[Saved data entries]
* Begin *

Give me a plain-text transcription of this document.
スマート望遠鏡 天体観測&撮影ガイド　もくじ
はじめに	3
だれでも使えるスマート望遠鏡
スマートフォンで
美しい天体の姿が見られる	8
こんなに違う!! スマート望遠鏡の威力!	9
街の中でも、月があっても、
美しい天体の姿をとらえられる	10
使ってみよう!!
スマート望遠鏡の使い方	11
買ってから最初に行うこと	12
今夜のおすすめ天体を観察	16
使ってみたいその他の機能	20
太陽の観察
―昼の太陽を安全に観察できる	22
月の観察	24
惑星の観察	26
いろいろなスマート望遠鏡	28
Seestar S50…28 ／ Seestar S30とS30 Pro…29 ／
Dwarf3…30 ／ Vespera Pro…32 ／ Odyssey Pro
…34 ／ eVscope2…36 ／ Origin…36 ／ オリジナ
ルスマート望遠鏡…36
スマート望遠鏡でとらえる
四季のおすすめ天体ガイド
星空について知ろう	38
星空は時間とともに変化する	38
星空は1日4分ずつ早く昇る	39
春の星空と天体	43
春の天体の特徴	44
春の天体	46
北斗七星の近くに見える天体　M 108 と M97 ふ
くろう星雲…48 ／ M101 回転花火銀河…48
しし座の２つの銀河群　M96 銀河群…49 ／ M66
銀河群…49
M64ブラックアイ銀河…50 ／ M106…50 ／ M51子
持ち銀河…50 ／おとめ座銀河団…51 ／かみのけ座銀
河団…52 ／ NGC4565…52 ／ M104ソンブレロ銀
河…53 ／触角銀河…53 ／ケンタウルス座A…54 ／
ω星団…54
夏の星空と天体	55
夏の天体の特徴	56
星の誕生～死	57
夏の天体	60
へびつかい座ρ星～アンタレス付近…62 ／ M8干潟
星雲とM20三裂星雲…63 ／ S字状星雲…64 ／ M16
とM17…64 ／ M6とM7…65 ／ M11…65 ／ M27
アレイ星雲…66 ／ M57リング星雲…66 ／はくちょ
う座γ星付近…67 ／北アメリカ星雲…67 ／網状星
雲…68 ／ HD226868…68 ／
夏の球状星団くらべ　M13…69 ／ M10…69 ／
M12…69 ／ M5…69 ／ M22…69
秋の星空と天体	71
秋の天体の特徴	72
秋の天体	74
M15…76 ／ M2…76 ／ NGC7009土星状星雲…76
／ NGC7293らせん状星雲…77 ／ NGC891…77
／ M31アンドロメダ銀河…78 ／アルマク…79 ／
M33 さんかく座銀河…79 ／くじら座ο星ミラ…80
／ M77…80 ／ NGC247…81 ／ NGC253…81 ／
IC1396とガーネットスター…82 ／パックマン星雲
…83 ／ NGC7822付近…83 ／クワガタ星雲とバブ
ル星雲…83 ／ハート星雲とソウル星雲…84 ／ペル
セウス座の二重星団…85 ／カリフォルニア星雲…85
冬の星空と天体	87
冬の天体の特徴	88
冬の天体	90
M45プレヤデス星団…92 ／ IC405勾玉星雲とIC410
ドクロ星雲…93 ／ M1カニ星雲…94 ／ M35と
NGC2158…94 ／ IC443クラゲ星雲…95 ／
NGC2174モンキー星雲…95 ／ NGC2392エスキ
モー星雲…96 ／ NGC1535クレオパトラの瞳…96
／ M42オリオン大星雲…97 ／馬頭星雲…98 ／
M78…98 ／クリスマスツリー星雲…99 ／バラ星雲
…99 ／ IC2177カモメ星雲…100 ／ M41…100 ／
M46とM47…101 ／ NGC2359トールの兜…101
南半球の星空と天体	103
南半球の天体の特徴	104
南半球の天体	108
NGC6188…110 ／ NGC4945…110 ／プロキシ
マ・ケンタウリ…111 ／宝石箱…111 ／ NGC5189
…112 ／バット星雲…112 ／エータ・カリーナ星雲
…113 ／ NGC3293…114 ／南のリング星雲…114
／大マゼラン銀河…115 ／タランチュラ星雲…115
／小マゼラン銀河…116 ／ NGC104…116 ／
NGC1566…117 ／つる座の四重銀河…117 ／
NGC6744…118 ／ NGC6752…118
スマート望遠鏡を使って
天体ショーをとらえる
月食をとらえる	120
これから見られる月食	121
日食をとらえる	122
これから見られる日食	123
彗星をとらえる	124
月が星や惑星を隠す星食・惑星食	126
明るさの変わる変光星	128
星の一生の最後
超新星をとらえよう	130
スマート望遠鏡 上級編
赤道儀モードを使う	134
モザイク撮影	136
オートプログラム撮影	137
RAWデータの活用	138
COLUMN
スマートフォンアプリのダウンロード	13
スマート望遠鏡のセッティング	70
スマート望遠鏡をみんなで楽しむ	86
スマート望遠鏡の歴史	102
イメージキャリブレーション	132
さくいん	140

* End *

*WHAT THIS TASK INVOLVES:* Repeat each record exactly, leaving nothing out.

*RESULT FOR THIS TASK:*
Give me a plain-text transcription of this document.
スマート望遠鏡 天体観測&撮影ガイド　もくじ
はじめに	3
だれでも使えるスマート望遠鏡
スマートフォンで
美しい天体の姿が見られる	8
こんなに違う!! スマート望遠鏡の威力!	9
街の中でも、月があっても、
美しい天体の姿をとらえられる	10
使ってみよう!!
スマート望遠鏡の使い方	11
買ってから最初に行うこと	12
今夜のおすすめ天体を観察	16
使ってみたいその他の機能	20
太陽の観察
―昼の太陽を安全に観察できる	22
月の観察	24
惑星の観察	26
いろいろなスマート望遠鏡	28
Seestar S50…28 ／ Seestar S30とS30 Pro…29 ／
Dwarf3…30 ／ Vespera Pro…32 ／ Odyssey Pro
…34 ／ eVscope2…36 ／ Origin…36 ／ オリジナ
ルスマート望遠鏡…36
スマート望遠鏡でとらえる
四季のおすすめ天体ガイド
星空について知ろう	38
星空は時間とともに変化する	38
星空は1日4分ずつ早く昇る	39
春の星空と天体	43
春の天体の特徴	44
春の天体	46
北斗七星の近くに見える天体　M 108 と M97 ふ
くろう星雲…48 ／ M101 回転花火銀河…48
しし座の２つの銀河群　M96 銀河群…49 ／ M66
銀河群…49
M64ブラックアイ銀河…50 ／ M106…50 ／ M51子
持ち銀河…50 ／おとめ座銀河団…51 ／かみのけ座銀
河団…52 ／ NGC4565…52 ／ M104ソンブレロ銀
河…53 ／触角銀河…53 ／ケンタウルス座A…54 ／
ω星団…54
夏の星空と天体	55
夏の天体の特徴	56
星の誕生～死	57
夏の天体	60
へびつかい座ρ星～アンタレス付近…62 ／ M8干潟
星雲とM20三裂星雲…63 ／ S字状星雲…64 ／ M16
とM17…64 ／ M6とM7…65 ／ M11…65 ／ M27
アレイ星雲…66 ／ M57リング星雲…66 ／はくちょ
う座γ星付近…67 ／北アメリカ星雲…67 ／網状星
雲…68 ／ HD226868…68 ／
夏の球状星団くらべ　M13…69 ／ M10…69 ／
M12…69 ／ M5…69 ／ M22…69
秋の星空と天体	71
秋の天体の特徴	72
秋の天体	74
M15…76 ／ M2…76 ／ NGC7009土星状星雲…76
／ NGC7293らせん状星雲…77 ／ NGC891…77
／ M31アンドロメダ銀河…78 ／アルマク…79 ／
M33 さんかく座銀河…79 ／くじら座ο星ミラ…80
／ M77…80 ／ NGC247…81 ／ NGC253…81 ／
IC1396とガーネットスター…82 ／パックマン星雲
…83 ／ NGC7822付近…83 ／クワガタ星雲とバブ
ル星雲…83 ／ハート星雲とソウル星雲…84 ／ペル
セウス座の二重星団…85 ／カリフォルニア星雲…85
冬の星空と天体	87
冬の天体の特徴	88
冬の天体	90
M45プレヤデス星団…92 ／ IC405勾玉星雲とIC410
ドクロ星雲…93 ／ M1カニ星雲…94 ／ M35と
NGC2158…94 ／ IC443クラゲ星雲…95 ／
NGC2174モンキー星雲…95 ／ NGC2392エスキ
モー星雲…96 ／ NGC1535クレオパトラの瞳…96
／ M42オリオン大星雲…97 ／馬頭星雲…98 ／
M78…98 ／クリスマスツリー星雲…99 ／バラ星雲
…99 ／ IC2177カモメ星雲…100 ／ M41…100 ／
M46とM47…101 ／ NGC2359トールの兜…101
南半球の星空と天体	103
南半球の天体の特徴	104
南半球の天体	108
NGC6188…110 ／ NGC4945…110 ／プロキシ
マ・ケンタウリ…111 ／宝石箱…111 ／ NGC5189
…112 ／バット星雲…112 ／エータ・カリーナ星雲
…113 ／ NGC3293…114 ／南のリング星雲…114
／大マゼラン銀河…115 ／タランチュラ星雲…115
／小マゼラン銀河…116 ／ NGC104…116 ／
NGC1566…117 ／つる座の四重銀河…117 ／
NGC6744…118 ／ NGC6752…118
スマート望遠鏡を使って
天体ショーをとらえる
月食をとらえる	120
これから見られる月食	121
日食をとらえる	122
これから見られる日食	123
彗星をとらえる	124
月が星や惑星を隠す星食・惑星食	126
明るさの変わる変光星	128
星の一生の最後
超新星をとらえよう	130
スマート望遠鏡 上級編
赤道儀モードを使う	134
モザイク撮影	136
オートプログラム撮影	137
RAWデータの活用	138
COLUMN
スマートフォンアプリのダウンロード	13
スマート望遠鏡のセッティング	70
スマート望遠鏡をみんなで楽しむ	86
スマート望遠鏡の歴史	102
イメージキャリブレーション	132
さくいん	140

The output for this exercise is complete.